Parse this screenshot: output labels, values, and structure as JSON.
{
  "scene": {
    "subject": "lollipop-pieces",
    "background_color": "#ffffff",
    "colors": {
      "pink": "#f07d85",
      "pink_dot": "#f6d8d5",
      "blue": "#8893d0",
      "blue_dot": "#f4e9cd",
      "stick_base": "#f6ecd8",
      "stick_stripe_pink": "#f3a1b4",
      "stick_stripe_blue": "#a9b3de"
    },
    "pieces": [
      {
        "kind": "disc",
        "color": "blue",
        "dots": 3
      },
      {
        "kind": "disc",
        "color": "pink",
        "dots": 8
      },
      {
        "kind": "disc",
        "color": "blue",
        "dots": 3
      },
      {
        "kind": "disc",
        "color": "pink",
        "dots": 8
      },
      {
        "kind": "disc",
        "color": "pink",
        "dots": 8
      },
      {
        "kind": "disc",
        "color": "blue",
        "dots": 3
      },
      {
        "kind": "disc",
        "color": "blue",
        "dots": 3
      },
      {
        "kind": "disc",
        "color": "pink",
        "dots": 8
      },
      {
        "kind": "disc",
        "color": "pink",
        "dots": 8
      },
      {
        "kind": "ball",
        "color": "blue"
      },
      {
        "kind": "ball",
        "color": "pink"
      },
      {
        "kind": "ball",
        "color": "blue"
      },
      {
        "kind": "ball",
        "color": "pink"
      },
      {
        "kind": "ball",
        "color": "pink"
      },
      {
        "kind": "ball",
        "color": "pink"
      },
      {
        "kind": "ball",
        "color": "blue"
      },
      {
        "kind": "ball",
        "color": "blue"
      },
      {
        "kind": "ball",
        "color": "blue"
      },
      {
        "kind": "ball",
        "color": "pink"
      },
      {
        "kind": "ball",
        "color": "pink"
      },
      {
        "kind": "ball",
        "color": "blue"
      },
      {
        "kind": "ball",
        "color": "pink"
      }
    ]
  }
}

Exercise description:
Return every line exactly.

Completed exercise:
Parse this screenshot: output labels, values, and structure as JSON.
{
  "scene": {
    "subject": "lollipop-pieces",
    "background_color": "#ffffff",
    "colors": {
      "pink": "#f07d85",
      "pink_dot": "#f6d8d5",
      "blue": "#8893d0",
      "blue_dot": "#f4e9cd",
      "stick_base": "#f6ecd8",
      "stick_stripe_pink": "#f3a1b4",
      "stick_stripe_blue": "#a9b3de"
    },
    "pieces": [
      {
        "kind": "disc",
        "color": "blue",
        "dots": 3
      },
      {
        "kind": "disc",
        "color": "pink",
        "dots": 8
      },
      {
        "kind": "disc",
        "color": "blue",
        "dots": 3
      },
      {
        "kind": "disc",
        "color": "pink",
        "dots": 8
      },
      {
        "kind": "disc",
        "color": "pink",
        "dots": 8
      },
      {
        "kind": "disc",
        "color": "blue",
        "dots": 3
      },
      {
        "kind": "disc",
        "color": "blue",
        "dots": 3
      },
      {
        "kind": "disc",
        "color": "pink",
        "dots": 8
      },
      {
        "kind": "disc",
        "color": "pink",
        "dots": 8
      },
      {
        "kind": "ball",
        "color": "blue"
      },
      {
        "kind": "ball",
        "color": "pink"
      },
      {
        "kind": "ball",
        "color": "blue"
      },
      {
        "kind": "ball",
        "color": "pink"
      },
      {
        "kind": "ball",
        "color": "pink"
      },
      {
        "kind": "ball",
        "color": "pink"
      },
      {
        "kind": "ball",
        "color": "blue"
      },
      {
        "kind": "ball",
        "color": "blue"
      },
      {
        "kind": "ball",
        "color": "blue"
      },
      {
        "kind": "ball",
        "color": "pink"
      },
      {
        "kind": "ball",
        "color": "pink"
      },
      {
        "kind": "ball",
        "color": "blue"
      },
      {
        "kind": "ball",
        "color": "pink"
      }
    ]
  }
}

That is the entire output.